● MATERIALS PROVIDED:

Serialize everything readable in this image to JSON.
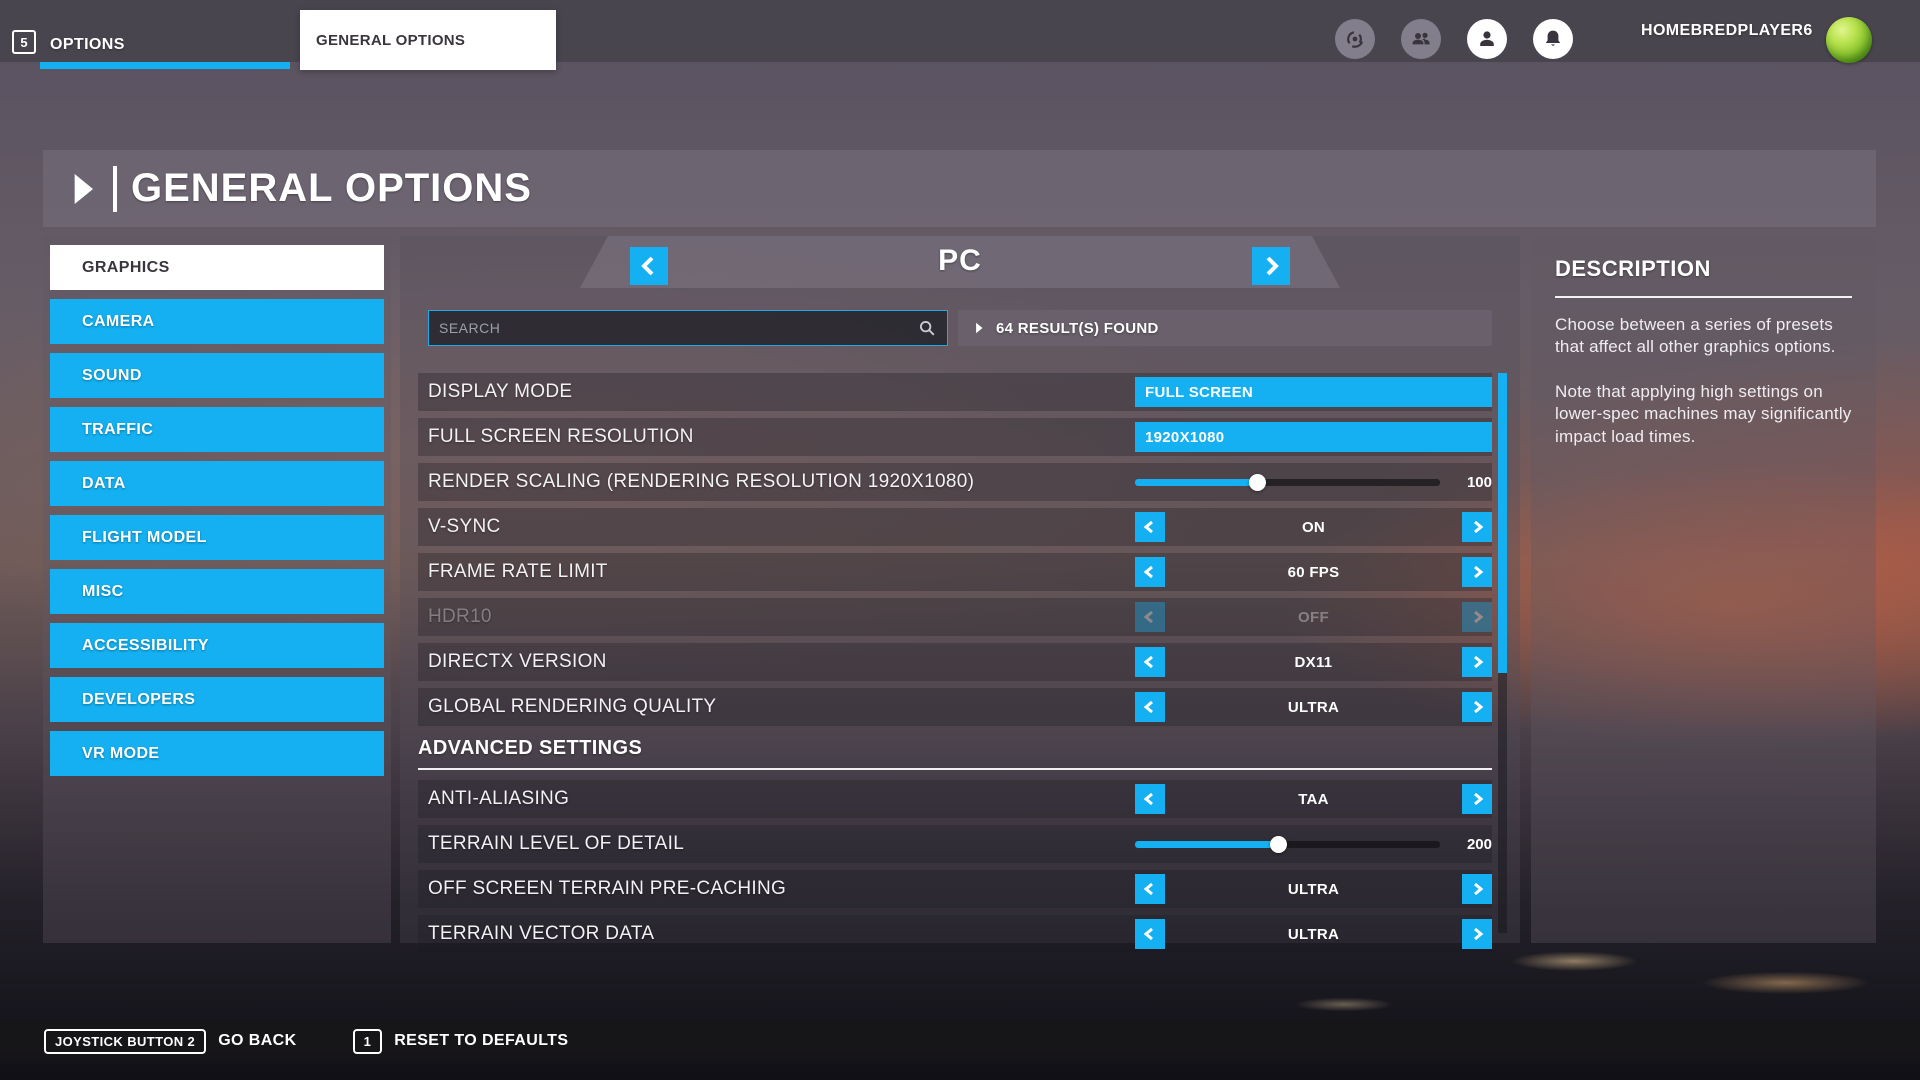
{
  "colors": {
    "accent": "#14b0f1"
  },
  "topbar": {
    "badge": "5",
    "tab_options": "OPTIONS",
    "tab_general": "GENERAL OPTIONS",
    "player": "HOMEBREDPLAYER6"
  },
  "header": {
    "title": "GENERAL OPTIONS"
  },
  "sidebar": {
    "items": [
      {
        "label": "GRAPHICS",
        "active": true
      },
      {
        "label": "CAMERA",
        "active": false
      },
      {
        "label": "SOUND",
        "active": false
      },
      {
        "label": "TRAFFIC",
        "active": false
      },
      {
        "label": "DATA",
        "active": false
      },
      {
        "label": "FLIGHT MODEL",
        "active": false
      },
      {
        "label": "MISC",
        "active": false
      },
      {
        "label": "ACCESSIBILITY",
        "active": false
      },
      {
        "label": "DEVELOPERS",
        "active": false
      },
      {
        "label": "VR MODE",
        "active": false
      }
    ]
  },
  "preset": {
    "value": "PC"
  },
  "search": {
    "placeholder": "SEARCH",
    "results": "64 RESULT(S) FOUND"
  },
  "settings": {
    "rows": [
      {
        "type": "dropdown",
        "label": "DISPLAY MODE",
        "value": "FULL SCREEN"
      },
      {
        "type": "dropdown",
        "label": "FULL SCREEN RESOLUTION",
        "value": "1920X1080"
      },
      {
        "type": "slider",
        "label": "RENDER SCALING (RENDERING RESOLUTION 1920X1080)",
        "value": "100",
        "fill_pct": 40
      },
      {
        "type": "stepper",
        "label": "V-SYNC",
        "value": "ON"
      },
      {
        "type": "stepper",
        "label": "FRAME RATE LIMIT",
        "value": "60 FPS"
      },
      {
        "type": "stepper",
        "label": "HDR10",
        "value": "OFF",
        "disabled": true
      },
      {
        "type": "stepper",
        "label": "DIRECTX VERSION",
        "value": "DX11"
      },
      {
        "type": "stepper",
        "label": "GLOBAL RENDERING QUALITY",
        "value": "ULTRA"
      },
      {
        "type": "section",
        "label": "ADVANCED SETTINGS"
      },
      {
        "type": "stepper",
        "label": "ANTI-ALIASING",
        "value": "TAA"
      },
      {
        "type": "slider",
        "label": "TERRAIN LEVEL OF DETAIL",
        "value": "200",
        "fill_pct": 47
      },
      {
        "type": "stepper",
        "label": "OFF SCREEN TERRAIN PRE-CACHING",
        "value": "ULTRA"
      },
      {
        "type": "stepper",
        "label": "TERRAIN VECTOR DATA",
        "value": "ULTRA"
      }
    ]
  },
  "description": {
    "title": "DESCRIPTION",
    "paragraphs": [
      "Choose between a series of presets that affect all other graphics options.",
      "Note that applying high settings on lower-spec machines may significantly impact load times."
    ]
  },
  "footer": {
    "items": [
      {
        "key": "JOYSTICK BUTTON 2",
        "label": "GO BACK"
      },
      {
        "key": "1",
        "label": "RESET TO DEFAULTS"
      }
    ]
  }
}
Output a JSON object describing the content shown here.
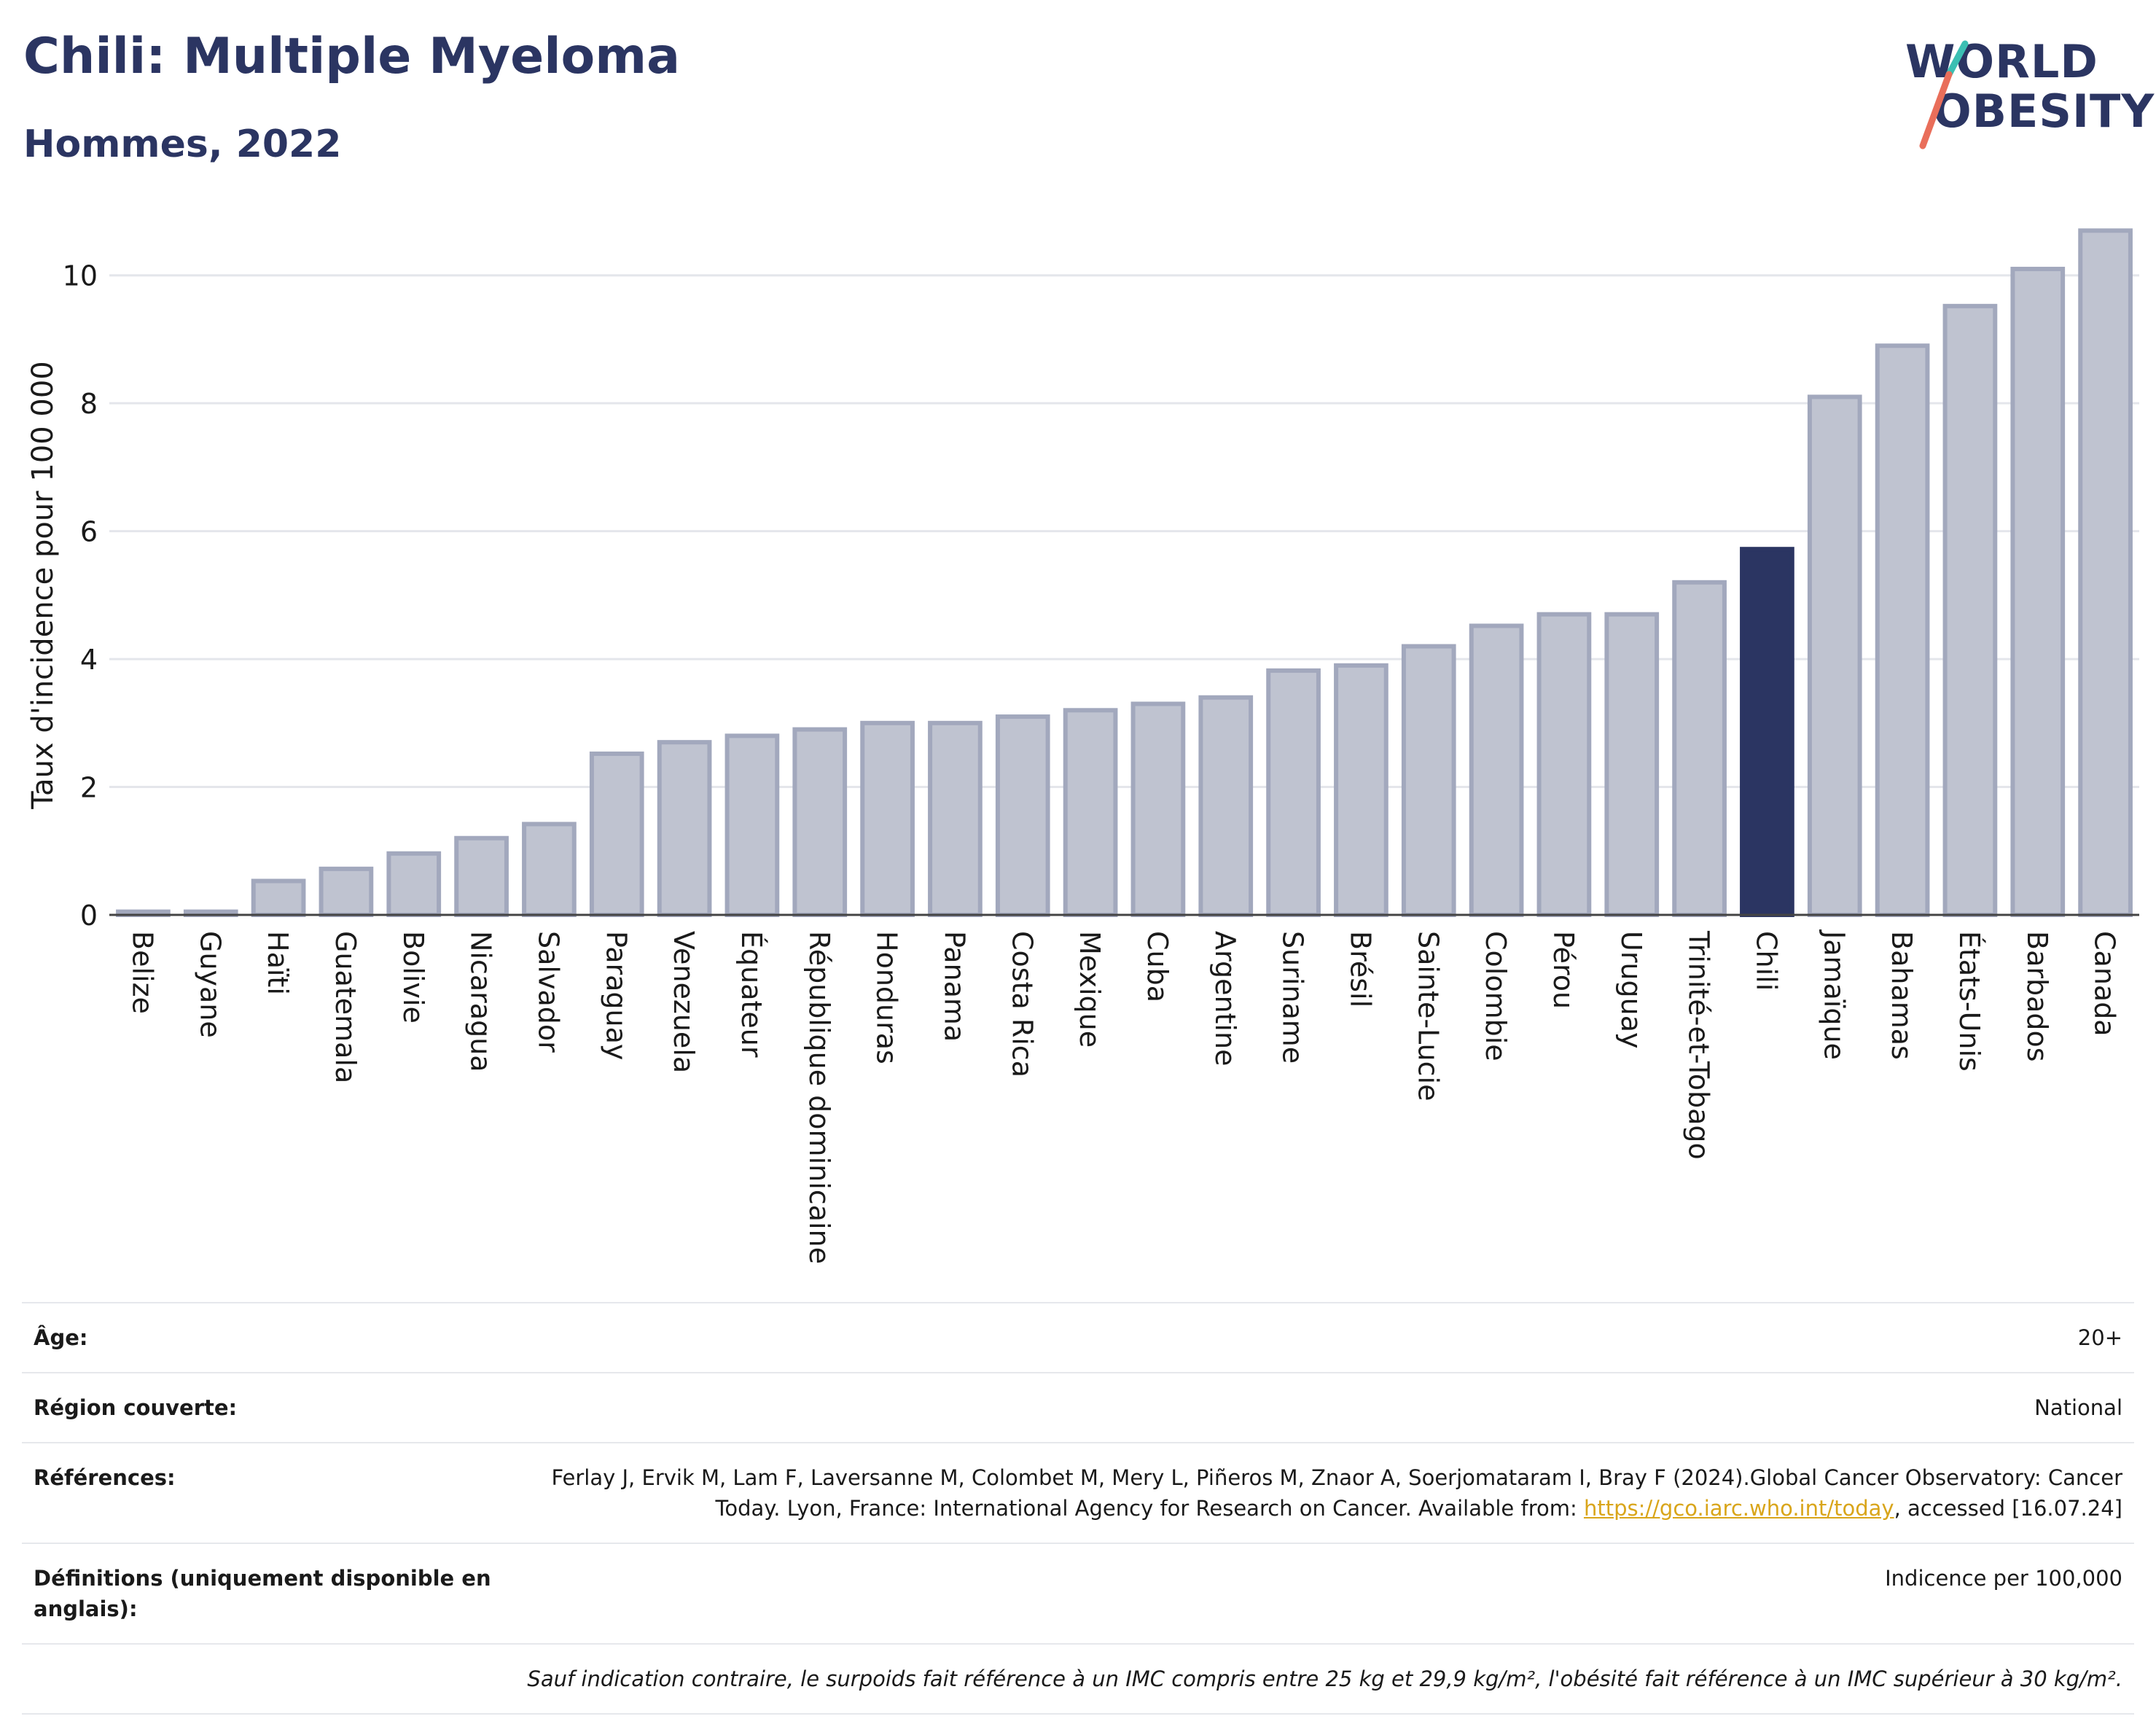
{
  "header": {
    "title": "Chili: Multiple Myeloma",
    "subtitle": "Hommes, 2022",
    "logo_line1": "WORLD",
    "logo_line2": "OBESITY"
  },
  "colors": {
    "highlight": "#2b3562",
    "bar_fill": "#bfc3d0",
    "bar_stroke": "#a2a8bd",
    "title": "#2b3562",
    "logo_accent_teal": "#3bbfb3",
    "logo_accent_coral": "#e96e5a"
  },
  "chart_data": {
    "type": "bar",
    "ylabel": "Taux d'incidence pour 100 000",
    "ylim": [
      0,
      11
    ],
    "yticks": [
      0,
      2,
      4,
      6,
      8,
      10
    ],
    "grid": true,
    "highlight_category": "Chili",
    "categories": [
      "Belize",
      "Guyane",
      "Haïti",
      "Guatemala",
      "Bolivie",
      "Nicaragua",
      "Salvador",
      "Paraguay",
      "Venezuela",
      "Équateur",
      "République dominicaine",
      "Honduras",
      "Panama",
      "Costa Rica",
      "Mexique",
      "Cuba",
      "Argentine",
      "Suriname",
      "Brésil",
      "Sainte-Lucie",
      "Colombie",
      "Pérou",
      "Uruguay",
      "Trinité-et-Tobago",
      "Chili",
      "Jamaïque",
      "Bahamas",
      "États-Unis",
      "Barbados",
      "Canada"
    ],
    "values": [
      0.05,
      0.05,
      0.53,
      0.72,
      0.96,
      1.2,
      1.42,
      2.52,
      2.7,
      2.8,
      2.9,
      3.0,
      3.0,
      3.1,
      3.2,
      3.3,
      3.4,
      3.82,
      3.9,
      4.2,
      4.52,
      4.7,
      4.7,
      5.2,
      5.72,
      8.1,
      8.9,
      9.52,
      10.1,
      10.7
    ]
  },
  "meta": {
    "rows": [
      {
        "key": "Âge:",
        "value": "20+"
      },
      {
        "key": "Région couverte:",
        "value": "National"
      },
      {
        "key": "Références:",
        "value_pre": "Ferlay J, Ervik M, Lam F, Laversanne M, Colombet M, Mery L, Piñeros M, Znaor A, Soerjomataram I, Bray F (2024).Global Cancer Observatory: Cancer Today. Lyon, France: International Agency for Research on Cancer. Available from: ",
        "link": "https://gco.iarc.who.int/today",
        "value_post": ", accessed [16.07.24]"
      },
      {
        "key": "Définitions (uniquement disponible en anglais):",
        "value": "Indicence per 100,000"
      }
    ],
    "note": "Sauf indication contraire, le surpoids fait référence à un IMC compris entre 25 kg et 29,9 kg/m², l'obésité fait référence à un IMC supérieur à 30 kg/m²."
  }
}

● CHALLENGE:
Transcribe every line in the entries above, taking out only the images.

● THE RESULT:
Serialize everything readable in this image to JSON.
{
  "colors": {
    "accent": "#14b0f1"
  },
  "topbar": {
    "badge": "5",
    "tab_options": "OPTIONS",
    "tab_general": "GENERAL OPTIONS",
    "player": "HOMEBREDPLAYER6"
  },
  "header": {
    "title": "GENERAL OPTIONS"
  },
  "sidebar": {
    "items": [
      {
        "label": "GRAPHICS",
        "active": true
      },
      {
        "label": "CAMERA",
        "active": false
      },
      {
        "label": "SOUND",
        "active": false
      },
      {
        "label": "TRAFFIC",
        "active": false
      },
      {
        "label": "DATA",
        "active": false
      },
      {
        "label": "FLIGHT MODEL",
        "active": false
      },
      {
        "label": "MISC",
        "active": false
      },
      {
        "label": "ACCESSIBILITY",
        "active": false
      },
      {
        "label": "DEVELOPERS",
        "active": false
      },
      {
        "label": "VR MODE",
        "active": false
      }
    ]
  },
  "preset": {
    "value": "PC"
  },
  "search": {
    "placeholder": "SEARCH",
    "results": "64 RESULT(S) FOUND"
  },
  "settings": {
    "rows": [
      {
        "type": "dropdown",
        "label": "DISPLAY MODE",
        "value": "FULL SCREEN"
      },
      {
        "type": "dropdown",
        "label": "FULL SCREEN RESOLUTION",
        "value": "1920X1080"
      },
      {
        "type": "slider",
        "label": "RENDER SCALING (RENDERING RESOLUTION 1920X1080)",
        "value": "100",
        "fill_pct": 40
      },
      {
        "type": "stepper",
        "label": "V-SYNC",
        "value": "ON"
      },
      {
        "type": "stepper",
        "label": "FRAME RATE LIMIT",
        "value": "60 FPS"
      },
      {
        "type": "stepper",
        "label": "HDR10",
        "value": "OFF",
        "disabled": true
      },
      {
        "type": "stepper",
        "label": "DIRECTX VERSION",
        "value": "DX11"
      },
      {
        "type": "stepper",
        "label": "GLOBAL RENDERING QUALITY",
        "value": "ULTRA"
      },
      {
        "type": "section",
        "label": "ADVANCED SETTINGS"
      },
      {
        "type": "stepper",
        "label": "ANTI-ALIASING",
        "value": "TAA"
      },
      {
        "type": "slider",
        "label": "TERRAIN LEVEL OF DETAIL",
        "value": "200",
        "fill_pct": 47
      },
      {
        "type": "stepper",
        "label": "OFF SCREEN TERRAIN PRE-CACHING",
        "value": "ULTRA"
      },
      {
        "type": "stepper",
        "label": "TERRAIN VECTOR DATA",
        "value": "ULTRA"
      }
    ]
  },
  "description": {
    "title": "DESCRIPTION",
    "paragraphs": [
      "Choose between a series of presets that affect all other graphics options.",
      "Note that applying high settings on lower-spec machines may significantly impact load times."
    ]
  },
  "footer": {
    "items": [
      {
        "key": "JOYSTICK BUTTON 2",
        "label": "GO BACK"
      },
      {
        "key": "1",
        "label": "RESET TO DEFAULTS"
      }
    ]
  }
}
Output a JSON object describing the content shown here.
{
  "header": {
    "title": "Chili: Multiple Myeloma",
    "subtitle": "Hommes, 2022",
    "logo_line1": "WORLD",
    "logo_line2": "OBESITY"
  },
  "colors": {
    "highlight": "#2b3562",
    "bar_fill": "#bfc3d0",
    "bar_stroke": "#a2a8bd",
    "title": "#2b3562",
    "logo_accent_teal": "#3bbfb3",
    "logo_accent_coral": "#e96e5a"
  },
  "chart_data": {
    "type": "bar",
    "ylabel": "Taux d'incidence pour 100 000",
    "ylim": [
      0,
      11
    ],
    "yticks": [
      0,
      2,
      4,
      6,
      8,
      10
    ],
    "grid": true,
    "highlight_category": "Chili",
    "categories": [
      "Belize",
      "Guyane",
      "Haïti",
      "Guatemala",
      "Bolivie",
      "Nicaragua",
      "Salvador",
      "Paraguay",
      "Venezuela",
      "Équateur",
      "République dominicaine",
      "Honduras",
      "Panama",
      "Costa Rica",
      "Mexique",
      "Cuba",
      "Argentine",
      "Suriname",
      "Brésil",
      "Sainte-Lucie",
      "Colombie",
      "Pérou",
      "Uruguay",
      "Trinité-et-Tobago",
      "Chili",
      "Jamaïque",
      "Bahamas",
      "États-Unis",
      "Barbados",
      "Canada"
    ],
    "values": [
      0.05,
      0.05,
      0.53,
      0.72,
      0.96,
      1.2,
      1.42,
      2.52,
      2.7,
      2.8,
      2.9,
      3.0,
      3.0,
      3.1,
      3.2,
      3.3,
      3.4,
      3.82,
      3.9,
      4.2,
      4.52,
      4.7,
      4.7,
      5.2,
      5.72,
      8.1,
      8.9,
      9.52,
      10.1,
      10.7
    ]
  },
  "meta": {
    "rows": [
      {
        "key": "Âge:",
        "value": "20+"
      },
      {
        "key": "Région couverte:",
        "value": "National"
      },
      {
        "key": "Références:",
        "value_pre": "Ferlay J, Ervik M, Lam F, Laversanne M, Colombet M, Mery L, Piñeros M, Znaor A, Soerjomataram I, Bray F (2024).Global Cancer Observatory: Cancer Today. Lyon, France: International Agency for Research on Cancer. Available from: ",
        "link": "https://gco.iarc.who.int/today",
        "value_post": ", accessed [16.07.24]"
      },
      {
        "key": "Définitions (uniquement disponible en anglais):",
        "value": "Indicence per 100,000"
      }
    ],
    "note": "Sauf indication contraire, le surpoids fait référence à un IMC compris entre 25 kg et 29,9 kg/m², l'obésité fait référence à un IMC supérieur à 30 kg/m²."
  }
}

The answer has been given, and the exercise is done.